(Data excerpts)
---
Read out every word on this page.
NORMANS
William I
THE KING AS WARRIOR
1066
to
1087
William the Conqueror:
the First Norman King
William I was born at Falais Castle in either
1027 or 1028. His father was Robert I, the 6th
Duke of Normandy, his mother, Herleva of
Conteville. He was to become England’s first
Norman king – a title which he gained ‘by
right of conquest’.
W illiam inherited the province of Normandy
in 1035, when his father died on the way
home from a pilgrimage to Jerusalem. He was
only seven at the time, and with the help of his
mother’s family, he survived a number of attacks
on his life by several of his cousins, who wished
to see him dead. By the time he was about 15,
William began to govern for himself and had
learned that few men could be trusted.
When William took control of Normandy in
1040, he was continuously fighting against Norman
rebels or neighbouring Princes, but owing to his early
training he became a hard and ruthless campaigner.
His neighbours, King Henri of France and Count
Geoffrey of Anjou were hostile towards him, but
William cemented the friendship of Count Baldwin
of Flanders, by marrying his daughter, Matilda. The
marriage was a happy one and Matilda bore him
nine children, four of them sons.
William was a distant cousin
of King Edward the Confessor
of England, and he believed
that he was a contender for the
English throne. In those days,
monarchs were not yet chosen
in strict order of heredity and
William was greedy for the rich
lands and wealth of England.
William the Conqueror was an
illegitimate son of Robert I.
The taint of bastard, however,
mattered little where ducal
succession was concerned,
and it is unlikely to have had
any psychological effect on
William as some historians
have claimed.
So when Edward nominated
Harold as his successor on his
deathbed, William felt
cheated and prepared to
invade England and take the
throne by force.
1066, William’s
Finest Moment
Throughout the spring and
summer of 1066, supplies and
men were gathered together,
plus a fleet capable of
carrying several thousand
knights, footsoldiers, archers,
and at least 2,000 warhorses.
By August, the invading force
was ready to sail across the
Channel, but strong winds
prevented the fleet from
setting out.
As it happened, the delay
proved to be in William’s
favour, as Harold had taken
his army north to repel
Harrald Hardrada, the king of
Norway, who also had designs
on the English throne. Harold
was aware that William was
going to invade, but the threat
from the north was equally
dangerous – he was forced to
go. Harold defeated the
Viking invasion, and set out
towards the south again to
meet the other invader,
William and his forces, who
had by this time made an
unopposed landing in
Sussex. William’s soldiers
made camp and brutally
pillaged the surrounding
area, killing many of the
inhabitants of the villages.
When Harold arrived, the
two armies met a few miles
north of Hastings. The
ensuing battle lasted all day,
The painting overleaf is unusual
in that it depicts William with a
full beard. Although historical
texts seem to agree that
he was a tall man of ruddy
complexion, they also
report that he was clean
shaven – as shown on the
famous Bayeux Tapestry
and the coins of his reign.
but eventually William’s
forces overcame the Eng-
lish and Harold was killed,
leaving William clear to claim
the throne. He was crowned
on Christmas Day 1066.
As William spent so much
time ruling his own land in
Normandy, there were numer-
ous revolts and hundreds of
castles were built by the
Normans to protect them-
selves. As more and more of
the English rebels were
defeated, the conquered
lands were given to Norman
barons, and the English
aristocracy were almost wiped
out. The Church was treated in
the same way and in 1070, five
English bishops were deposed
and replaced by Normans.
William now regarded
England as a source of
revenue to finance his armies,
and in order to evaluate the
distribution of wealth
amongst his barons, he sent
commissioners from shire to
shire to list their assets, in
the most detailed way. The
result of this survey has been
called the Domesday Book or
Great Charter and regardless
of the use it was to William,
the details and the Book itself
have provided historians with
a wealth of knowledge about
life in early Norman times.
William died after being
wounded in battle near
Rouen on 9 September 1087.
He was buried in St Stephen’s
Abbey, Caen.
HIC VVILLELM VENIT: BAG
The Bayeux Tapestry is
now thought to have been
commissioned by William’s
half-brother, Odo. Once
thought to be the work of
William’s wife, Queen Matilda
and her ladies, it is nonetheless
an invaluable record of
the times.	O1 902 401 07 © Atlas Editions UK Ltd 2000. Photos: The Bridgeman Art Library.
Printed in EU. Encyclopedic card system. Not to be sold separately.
---
Reproduce each record shown above without altering a single word.

**WORKED ANSWER:**
Read out every word on this page.
NORMANS
William I
THE KING AS WARRIOR
1066
to
1087
William the Conqueror:
the First Norman King
William I was born at Falais Castle in either
1027 or 1028. His father was Robert I, the 6th
Duke of Normandy, his mother, Herleva of
Conteville. He was to become England’s first
Norman king – a title which he gained ‘by
right of conquest’.
W illiam inherited the province of Normandy
in 1035, when his father died on the way
home from a pilgrimage to Jerusalem. He was
only seven at the time, and with the help of his
mother’s family, he survived a number of attacks
on his life by several of his cousins, who wished
to see him dead. By the time he was about 15,
William began to govern for himself and had
learned that few men could be trusted.
When William took control of Normandy in
1040, he was continuously fighting against Norman
rebels or neighbouring Princes, but owing to his early
training he became a hard and ruthless campaigner.
His neighbours, King Henri of France and Count
Geoffrey of Anjou were hostile towards him, but
William cemented the friendship of Count Baldwin
of Flanders, by marrying his daughter, Matilda. The
marriage was a happy one and Matilda bore him
nine children, four of them sons.
William was a distant cousin
of King Edward the Confessor
of England, and he believed
that he was a contender for the
English throne. In those days,
monarchs were not yet chosen
in strict order of heredity and
William was greedy for the rich
lands and wealth of England.
William the Conqueror was an
illegitimate son of Robert I.
The taint of bastard, however,
mattered little where ducal
succession was concerned,
and it is unlikely to have had
any psychological effect on
William as some historians
have claimed.
So when Edward nominated
Harold as his successor on his
deathbed, William felt
cheated and prepared to
invade England and take the
throne by force.
1066, William’s
Finest Moment
Throughout the spring and
summer of 1066, supplies and
men were gathered together,
plus a fleet capable of
carrying several thousand
knights, footsoldiers, archers,
and at least 2,000 warhorses.
By August, the invading force
was ready to sail across the
Channel, but strong winds
prevented the fleet from
setting out.
As it happened, the delay
proved to be in William’s
favour, as Harold had taken
his army north to repel
Harrald Hardrada, the king of
Norway, who also had designs
on the English throne. Harold
was aware that William was
going to invade, but the threat
from the north was equally
dangerous – he was forced to
go. Harold defeated the
Viking invasion, and set out
towards the south again to
meet the other invader,
William and his forces, who
had by this time made an
unopposed landing in
Sussex. William’s soldiers
made camp and brutally
pillaged the surrounding
area, killing many of the
inhabitants of the villages.
When Harold arrived, the
two armies met a few miles
north of Hastings. The
ensuing battle lasted all day,
The painting overleaf is unusual
in that it depicts William with a
full beard. Although historical
texts seem to agree that
he was a tall man of ruddy
complexion, they also
report that he was clean
shaven – as shown on the
famous Bayeux Tapestry
and the coins of his reign.
but eventually William’s
forces overcame the Eng-
lish and Harold was killed,
leaving William clear to claim
the throne. He was crowned
on Christmas Day 1066.
As William spent so much
time ruling his own land in
Normandy, there were numer-
ous revolts and hundreds of
castles were built by the
Normans to protect them-
selves. As more and more of
the English rebels were
defeated, the conquered
lands were given to Norman
barons, and the English
aristocracy were almost wiped
out. The Church was treated in
the same way and in 1070, five
English bishops were deposed
and replaced by Normans.
William now regarded
England as a source of
revenue to finance his armies,
and in order to evaluate the
distribution of wealth
amongst his barons, he sent
commissioners from shire to
shire to list their assets, in
the most detailed way. The
result of this survey has been
called the Domesday Book or
Great Charter and regardless
of the use it was to William,
the details and the Book itself
have provided historians with
a wealth of knowledge about
life in early Norman times.
William died after being
wounded in battle near
Rouen on 9 September 1087.
He was buried in St Stephen’s
Abbey, Caen.
HIC VVILLELM VENIT: BAG
The Bayeux Tapestry is
now thought to have been
commissioned by William’s
half-brother, Odo. Once
thought to be the work of
William’s wife, Queen Matilda
and her ladies, it is nonetheless
an invaluable record of
the times.	O1 902 401 07 © Atlas Editions UK Ltd 2000. Photos: The Bridgeman Art Library.
Printed in EU. Encyclopedic card system. Not to be sold separately.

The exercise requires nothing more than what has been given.